(Element-and-box listings)
───
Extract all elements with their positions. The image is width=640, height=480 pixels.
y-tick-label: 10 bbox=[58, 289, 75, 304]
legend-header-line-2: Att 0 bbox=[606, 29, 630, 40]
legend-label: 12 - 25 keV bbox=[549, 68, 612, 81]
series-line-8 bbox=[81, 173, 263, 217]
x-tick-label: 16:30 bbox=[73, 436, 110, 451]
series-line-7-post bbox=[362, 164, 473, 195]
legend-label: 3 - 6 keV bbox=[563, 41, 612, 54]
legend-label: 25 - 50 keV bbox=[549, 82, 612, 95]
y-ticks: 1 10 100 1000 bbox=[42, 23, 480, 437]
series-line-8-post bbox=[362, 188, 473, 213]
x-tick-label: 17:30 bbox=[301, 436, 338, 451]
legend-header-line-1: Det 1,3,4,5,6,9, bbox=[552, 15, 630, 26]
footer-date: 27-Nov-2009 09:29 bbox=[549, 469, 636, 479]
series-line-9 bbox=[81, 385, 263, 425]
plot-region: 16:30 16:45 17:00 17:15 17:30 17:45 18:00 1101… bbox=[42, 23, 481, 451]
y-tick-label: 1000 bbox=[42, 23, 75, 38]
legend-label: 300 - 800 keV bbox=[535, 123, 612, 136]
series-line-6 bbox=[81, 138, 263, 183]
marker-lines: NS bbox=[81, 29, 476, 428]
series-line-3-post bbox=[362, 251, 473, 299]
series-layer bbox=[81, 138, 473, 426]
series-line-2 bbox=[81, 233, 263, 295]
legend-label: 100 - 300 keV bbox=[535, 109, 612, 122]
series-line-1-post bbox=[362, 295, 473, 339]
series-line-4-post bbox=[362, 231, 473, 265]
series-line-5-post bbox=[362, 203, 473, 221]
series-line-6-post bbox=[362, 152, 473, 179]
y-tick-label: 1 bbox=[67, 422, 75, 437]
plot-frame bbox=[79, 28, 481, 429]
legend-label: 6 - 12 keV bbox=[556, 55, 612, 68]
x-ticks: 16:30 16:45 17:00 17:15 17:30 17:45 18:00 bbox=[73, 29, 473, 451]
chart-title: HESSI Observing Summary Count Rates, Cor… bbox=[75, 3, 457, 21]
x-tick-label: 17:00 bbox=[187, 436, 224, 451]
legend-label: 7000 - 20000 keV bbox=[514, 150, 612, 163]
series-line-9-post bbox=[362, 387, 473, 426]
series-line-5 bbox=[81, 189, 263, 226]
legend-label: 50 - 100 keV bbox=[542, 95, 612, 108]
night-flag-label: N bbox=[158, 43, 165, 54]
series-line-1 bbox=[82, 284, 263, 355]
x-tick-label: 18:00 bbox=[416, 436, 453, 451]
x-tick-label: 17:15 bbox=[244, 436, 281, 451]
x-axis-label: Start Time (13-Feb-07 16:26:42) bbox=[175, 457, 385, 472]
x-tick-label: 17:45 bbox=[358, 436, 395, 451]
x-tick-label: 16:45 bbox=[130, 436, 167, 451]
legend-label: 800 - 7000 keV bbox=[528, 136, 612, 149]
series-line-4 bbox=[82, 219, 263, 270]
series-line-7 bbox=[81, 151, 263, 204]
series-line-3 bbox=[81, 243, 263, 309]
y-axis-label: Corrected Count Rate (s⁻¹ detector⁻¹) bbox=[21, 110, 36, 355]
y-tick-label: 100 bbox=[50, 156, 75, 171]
───
### Stated task
Rewrite the rows above and swap every "keV" for "kiloelectronvolts". Leave all other text unchanged.

### Solution
Extract all elements with their positions. The image is width=640, height=480 pixels.
y-tick-label: 10 bbox=[58, 289, 75, 304]
legend-header-line-2: Att 0 bbox=[606, 29, 630, 40]
legend-label: 12 - 25 kiloelectronvolts bbox=[549, 68, 612, 81]
series-line-8 bbox=[81, 173, 263, 217]
x-tick-label: 16:30 bbox=[73, 436, 110, 451]
series-line-7-post bbox=[362, 164, 473, 195]
legend-label: 3 - 6 kiloelectronvolts bbox=[563, 41, 612, 54]
legend-label: 25 - 50 kiloelectronvolts bbox=[549, 82, 612, 95]
y-ticks: 1 10 100 1000 bbox=[42, 23, 480, 437]
series-line-8-post bbox=[362, 188, 473, 213]
x-tick-label: 17:30 bbox=[301, 436, 338, 451]
legend-header-line-1: Det 1,3,4,5,6,9, bbox=[552, 15, 630, 26]
footer-date: 27-Nov-2009 09:29 bbox=[549, 469, 636, 479]
series-line-9 bbox=[81, 385, 263, 425]
plot-region: 16:30 16:45 17:00 17:15 17:30 17:45 18:00 1101… bbox=[42, 23, 481, 451]
y-tick-label: 1000 bbox=[42, 23, 75, 38]
legend-label: 300 - 800 kiloelectronvolts bbox=[535, 123, 612, 136]
series-line-6 bbox=[81, 138, 263, 183]
marker-lines: NS bbox=[81, 29, 476, 428]
series-line-3-post bbox=[362, 251, 473, 299]
series-layer bbox=[81, 138, 473, 426]
series-line-2 bbox=[81, 233, 263, 295]
legend-label: 100 - 300 kiloelectronvolts bbox=[535, 109, 612, 122]
series-line-1-post bbox=[362, 295, 473, 339]
series-line-4-post bbox=[362, 231, 473, 265]
series-line-5-post bbox=[362, 203, 473, 221]
series-line-6-post bbox=[362, 152, 473, 179]
y-tick-label: 1 bbox=[67, 422, 75, 437]
plot-frame bbox=[79, 28, 481, 429]
legend-label: 6 - 12 kiloelectronvolts bbox=[556, 55, 612, 68]
x-ticks: 16:30 16:45 17:00 17:15 17:30 17:45 18:00 bbox=[73, 29, 473, 451]
chart-title: HESSI Observing Summary Count Rates, Cor… bbox=[75, 3, 457, 21]
x-tick-label: 17:00 bbox=[187, 436, 224, 451]
legend-label: 7000 - 20000 kiloelectronvolts bbox=[514, 150, 612, 163]
series-line-9-post bbox=[362, 387, 473, 426]
series-line-5 bbox=[81, 189, 263, 226]
legend-label: 50 - 100 kiloelectronvolts bbox=[542, 95, 612, 108]
night-flag-label: N bbox=[158, 43, 165, 54]
series-line-1 bbox=[82, 284, 263, 355]
x-tick-label: 18:00 bbox=[416, 436, 453, 451]
x-tick-label: 17:15 bbox=[244, 436, 281, 451]
x-axis-label: Start Time (13-Feb-07 16:26:42) bbox=[175, 457, 385, 472]
x-tick-label: 17:45 bbox=[358, 436, 395, 451]
x-tick-label: 16:45 bbox=[130, 436, 167, 451]
legend-label: 800 - 7000 kiloelectronvolts bbox=[528, 136, 612, 149]
series-line-4 bbox=[82, 219, 263, 270]
series-line-7 bbox=[81, 151, 263, 204]
series-line-3 bbox=[81, 243, 263, 309]
y-axis-label: Corrected Count Rate (s⁻¹ detector⁻¹) bbox=[21, 110, 36, 355]
y-tick-label: 100 bbox=[50, 156, 75, 171]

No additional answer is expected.